--- Begin Entries shown ---

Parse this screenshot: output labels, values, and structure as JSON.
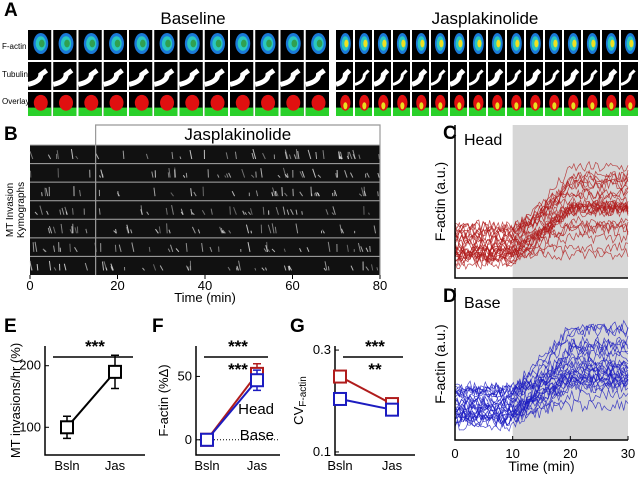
{
  "panel_a": {
    "label": "A",
    "conditions": [
      "Baseline",
      "Jasplakinolide"
    ],
    "rows": [
      "F-actin",
      "Tubulin",
      "Overlay"
    ]
  },
  "chart_data": [
    {
      "label": "B",
      "type": "kymograph",
      "annotation": "Jasplakinolide",
      "treatment_start": 15,
      "xlim": [
        0,
        80
      ],
      "xticks": [
        0,
        20,
        40,
        60,
        80
      ],
      "xlabel": "Time (min)",
      "ylabel": [
        "MT Invasion",
        "Kymographs"
      ]
    },
    {
      "label": "C",
      "type": "traces",
      "series_label": "Head",
      "color": "#b01c1c",
      "treatment_start": 10,
      "xlim": [
        0,
        30
      ],
      "ylabel": "F-actin (a.u.)"
    },
    {
      "label": "D",
      "type": "traces",
      "series_label": "Base",
      "color": "#1c1cc0",
      "treatment_start": 10,
      "xlim": [
        0,
        30
      ],
      "xticks": [
        0,
        10,
        20,
        30
      ],
      "xlabel": "Time (min)",
      "ylabel": "F-actin (a.u.)"
    },
    {
      "label": "E",
      "type": "line",
      "categories": [
        "Bsln",
        "Jas"
      ],
      "ylabel": "MT invasions/hr (%)",
      "ylim": [
        55,
        232
      ],
      "yticks": [
        100,
        200
      ],
      "series": [
        {
          "color": "#000000",
          "values": [
            100,
            190
          ],
          "errors": [
            18,
            27
          ]
        }
      ],
      "significance": [
        {
          "text": "***",
          "color": "#000000"
        }
      ]
    },
    {
      "label": "F",
      "type": "line",
      "categories": [
        "Bsln",
        "Jas"
      ],
      "ylabel": "F-actin (%Δ)",
      "ylim": [
        -12,
        74
      ],
      "yticks": [
        0,
        50
      ],
      "zero_line": 0,
      "series": [
        {
          "name": "Head",
          "color": "#b01c1c",
          "values": [
            0,
            52
          ],
          "errors": [
            2,
            8
          ]
        },
        {
          "name": "Base",
          "color": "#1c1cc0",
          "values": [
            0,
            47
          ],
          "errors": [
            2,
            8
          ]
        }
      ],
      "significance": [
        {
          "text": "***",
          "color": "#b01c1c"
        },
        {
          "text": "***",
          "color": "#1c1cc0"
        }
      ]
    },
    {
      "label": "G",
      "type": "line",
      "categories": [
        "Bsln",
        "Jas"
      ],
      "ylabel": "CV",
      "ylabel_sub": "F-actin",
      "ylim": [
        0.094,
        0.308
      ],
      "yticks": [
        0.1,
        0.3
      ],
      "series": [
        {
          "color": "#b01c1c",
          "values": [
            0.248,
            0.194
          ]
        },
        {
          "color": "#1c1cc0",
          "values": [
            0.204,
            0.183
          ]
        }
      ],
      "significance": [
        {
          "text": "***",
          "color": "#b01c1c"
        },
        {
          "text": "**",
          "color": "#1c1cc0"
        }
      ]
    }
  ]
}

--- End Entries shown ---

Requirement: Quote the data above in full and without alteration; skip the pictures.

Expected answer:
Parse this screenshot: output labels, values, and structure as JSON.
{
  "panel_a": {
    "label": "A",
    "conditions": [
      "Baseline",
      "Jasplakinolide"
    ],
    "rows": [
      "F-actin",
      "Tubulin",
      "Overlay"
    ]
  },
  "chart_data": [
    {
      "label": "B",
      "type": "kymograph",
      "annotation": "Jasplakinolide",
      "treatment_start": 15,
      "xlim": [
        0,
        80
      ],
      "xticks": [
        0,
        20,
        40,
        60,
        80
      ],
      "xlabel": "Time (min)",
      "ylabel": [
        "MT Invasion",
        "Kymographs"
      ]
    },
    {
      "label": "C",
      "type": "traces",
      "series_label": "Head",
      "color": "#b01c1c",
      "treatment_start": 10,
      "xlim": [
        0,
        30
      ],
      "ylabel": "F-actin (a.u.)"
    },
    {
      "label": "D",
      "type": "traces",
      "series_label": "Base",
      "color": "#1c1cc0",
      "treatment_start": 10,
      "xlim": [
        0,
        30
      ],
      "xticks": [
        0,
        10,
        20,
        30
      ],
      "xlabel": "Time (min)",
      "ylabel": "F-actin (a.u.)"
    },
    {
      "label": "E",
      "type": "line",
      "categories": [
        "Bsln",
        "Jas"
      ],
      "ylabel": "MT invasions/hr (%)",
      "ylim": [
        55,
        232
      ],
      "yticks": [
        100,
        200
      ],
      "series": [
        {
          "color": "#000000",
          "values": [
            100,
            190
          ],
          "errors": [
            18,
            27
          ]
        }
      ],
      "significance": [
        {
          "text": "***",
          "color": "#000000"
        }
      ]
    },
    {
      "label": "F",
      "type": "line",
      "categories": [
        "Bsln",
        "Jas"
      ],
      "ylabel": "F-actin (%Δ)",
      "ylim": [
        -12,
        74
      ],
      "yticks": [
        0,
        50
      ],
      "zero_line": 0,
      "series": [
        {
          "name": "Head",
          "color": "#b01c1c",
          "values": [
            0,
            52
          ],
          "errors": [
            2,
            8
          ]
        },
        {
          "name": "Base",
          "color": "#1c1cc0",
          "values": [
            0,
            47
          ],
          "errors": [
            2,
            8
          ]
        }
      ],
      "significance": [
        {
          "text": "***",
          "color": "#b01c1c"
        },
        {
          "text": "***",
          "color": "#1c1cc0"
        }
      ]
    },
    {
      "label": "G",
      "type": "line",
      "categories": [
        "Bsln",
        "Jas"
      ],
      "ylabel": "CV",
      "ylabel_sub": "F-actin",
      "ylim": [
        0.094,
        0.308
      ],
      "yticks": [
        0.1,
        0.3
      ],
      "series": [
        {
          "color": "#b01c1c",
          "values": [
            0.248,
            0.194
          ]
        },
        {
          "color": "#1c1cc0",
          "values": [
            0.204,
            0.183
          ]
        }
      ],
      "significance": [
        {
          "text": "***",
          "color": "#b01c1c"
        },
        {
          "text": "**",
          "color": "#1c1cc0"
        }
      ]
    }
  ]
}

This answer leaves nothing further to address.